• Goal of the exercise: Transcribe every entry word for word, leaving out all images.

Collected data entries
-- Start --
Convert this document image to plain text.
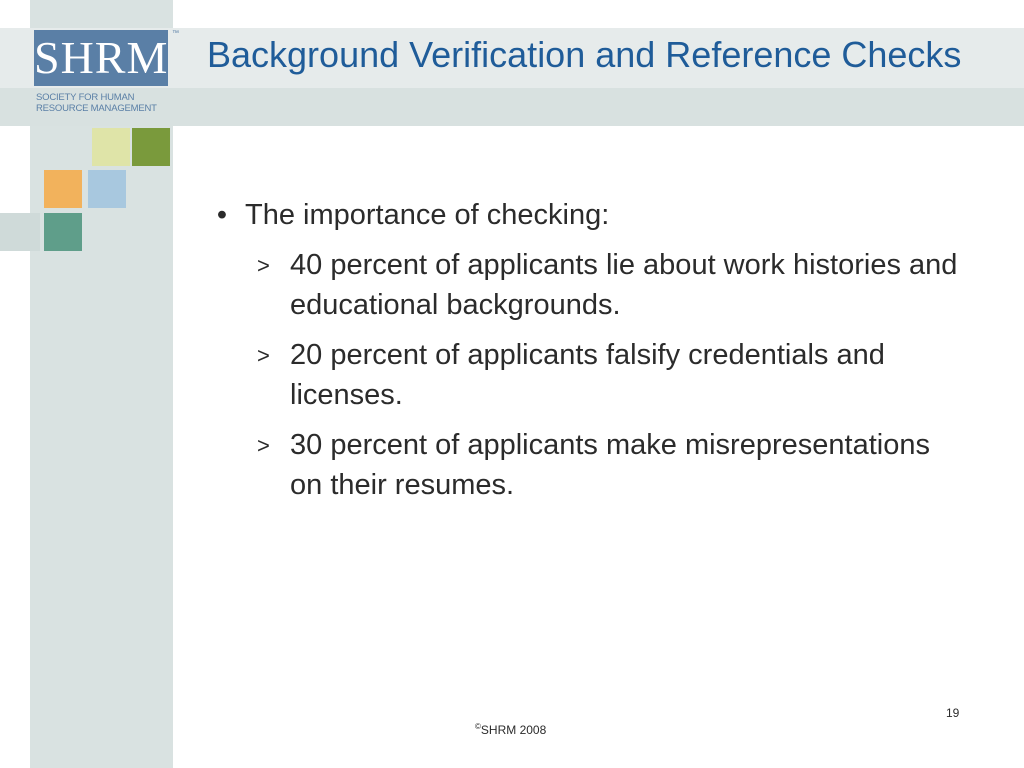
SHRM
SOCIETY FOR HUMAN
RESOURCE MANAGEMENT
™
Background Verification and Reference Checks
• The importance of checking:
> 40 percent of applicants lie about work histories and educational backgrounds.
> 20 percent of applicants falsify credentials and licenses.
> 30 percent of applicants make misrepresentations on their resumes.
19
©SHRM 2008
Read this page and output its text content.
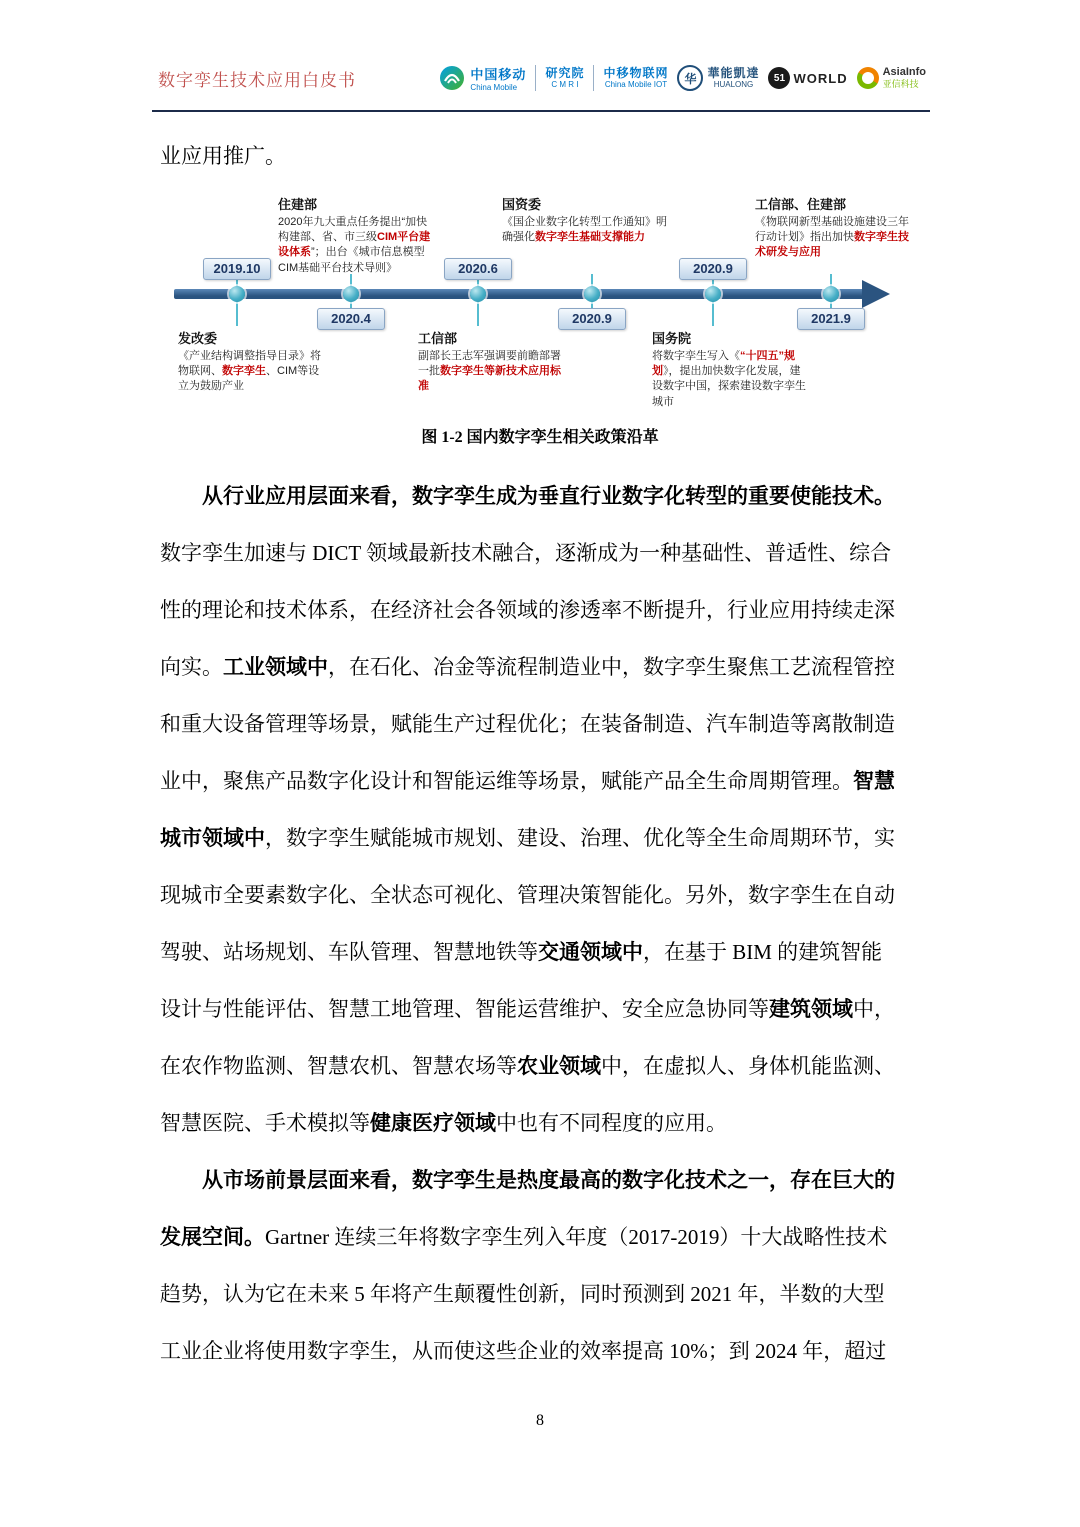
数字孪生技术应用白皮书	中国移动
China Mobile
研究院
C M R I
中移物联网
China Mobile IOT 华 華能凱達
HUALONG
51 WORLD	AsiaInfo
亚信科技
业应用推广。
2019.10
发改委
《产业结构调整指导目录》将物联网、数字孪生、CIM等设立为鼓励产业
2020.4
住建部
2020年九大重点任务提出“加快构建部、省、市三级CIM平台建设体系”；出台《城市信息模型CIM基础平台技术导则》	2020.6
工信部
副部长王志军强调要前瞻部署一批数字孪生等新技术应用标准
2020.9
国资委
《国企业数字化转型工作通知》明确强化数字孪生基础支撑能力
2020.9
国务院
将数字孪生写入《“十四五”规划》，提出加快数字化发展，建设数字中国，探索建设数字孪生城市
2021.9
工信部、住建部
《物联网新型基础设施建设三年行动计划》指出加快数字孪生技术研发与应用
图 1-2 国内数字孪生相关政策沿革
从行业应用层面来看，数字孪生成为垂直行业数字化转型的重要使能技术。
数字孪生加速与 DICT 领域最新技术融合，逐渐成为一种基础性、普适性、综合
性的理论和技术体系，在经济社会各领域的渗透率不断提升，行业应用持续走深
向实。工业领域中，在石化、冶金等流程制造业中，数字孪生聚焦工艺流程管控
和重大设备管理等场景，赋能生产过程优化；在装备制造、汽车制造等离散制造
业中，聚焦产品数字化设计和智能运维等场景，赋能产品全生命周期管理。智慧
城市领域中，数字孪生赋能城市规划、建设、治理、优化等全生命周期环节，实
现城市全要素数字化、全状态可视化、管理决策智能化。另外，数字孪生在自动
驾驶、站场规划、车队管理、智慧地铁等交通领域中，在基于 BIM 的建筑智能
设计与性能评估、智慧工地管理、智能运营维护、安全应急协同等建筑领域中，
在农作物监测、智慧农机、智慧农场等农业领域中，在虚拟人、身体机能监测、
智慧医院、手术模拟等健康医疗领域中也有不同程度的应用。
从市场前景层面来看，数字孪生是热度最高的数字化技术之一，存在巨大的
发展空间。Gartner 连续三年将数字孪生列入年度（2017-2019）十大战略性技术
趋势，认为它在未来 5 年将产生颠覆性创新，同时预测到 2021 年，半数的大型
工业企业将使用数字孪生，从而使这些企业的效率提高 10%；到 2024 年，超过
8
-- End --
• The completed task:
Convert this document image to plain text.
SHRM
SOCIETY FOR HUMAN
RESOURCE MANAGEMENT
™
Background Verification and Reference Checks
• The importance of checking:
> 40 percent of applicants lie about work histories and educational backgrounds.
> 20 percent of applicants falsify credentials and licenses.
> 30 percent of applicants make misrepresentations on their resumes.
19
©SHRM 2008
Read this page and output its text content.
数字孪生技术应用白皮书	中国移动
China Mobile
研究院
C M R I
中移物联网
China Mobile IOT 华 華能凱達
HUALONG
51 WORLD	AsiaInfo
亚信科技
业应用推广。
2019.10
发改委
《产业结构调整指导目录》将物联网、数字孪生、CIM等设立为鼓励产业
2020.4
住建部
2020年九大重点任务提出“加快构建部、省、市三级CIM平台建设体系”；出台《城市信息模型CIM基础平台技术导则》	2020.6
工信部
副部长王志军强调要前瞻部署一批数字孪生等新技术应用标准
2020.9
国资委
《国企业数字化转型工作通知》明确强化数字孪生基础支撑能力
2020.9
国务院
将数字孪生写入《“十四五”规划》，提出加快数字化发展，建设数字中国，探索建设数字孪生城市
2021.9
工信部、住建部
《物联网新型基础设施建设三年行动计划》指出加快数字孪生技术研发与应用
图 1-2 国内数字孪生相关政策沿革
从行业应用层面来看，数字孪生成为垂直行业数字化转型的重要使能技术。
数字孪生加速与 DICT 领域最新技术融合，逐渐成为一种基础性、普适性、综合
性的理论和技术体系，在经济社会各领域的渗透率不断提升，行业应用持续走深
向实。工业领域中，在石化、冶金等流程制造业中，数字孪生聚焦工艺流程管控
和重大设备管理等场景，赋能生产过程优化；在装备制造、汽车制造等离散制造
业中，聚焦产品数字化设计和智能运维等场景，赋能产品全生命周期管理。智慧
城市领域中，数字孪生赋能城市规划、建设、治理、优化等全生命周期环节，实
现城市全要素数字化、全状态可视化、管理决策智能化。另外，数字孪生在自动
驾驶、站场规划、车队管理、智慧地铁等交通领域中，在基于 BIM 的建筑智能
设计与性能评估、智慧工地管理、智能运营维护、安全应急协同等建筑领域中，
在农作物监测、智慧农机、智慧农场等农业领域中，在虚拟人、身体机能监测、
智慧医院、手术模拟等健康医疗领域中也有不同程度的应用。
从市场前景层面来看，数字孪生是热度最高的数字化技术之一，存在巨大的
发展空间。Gartner 连续三年将数字孪生列入年度（2017-2019）十大战略性技术
趋势，认为它在未来 5 年将产生颠覆性创新，同时预测到 2021 年，半数的大型
工业企业将使用数字孪生，从而使这些企业的效率提高 10%；到 2024 年，超过
8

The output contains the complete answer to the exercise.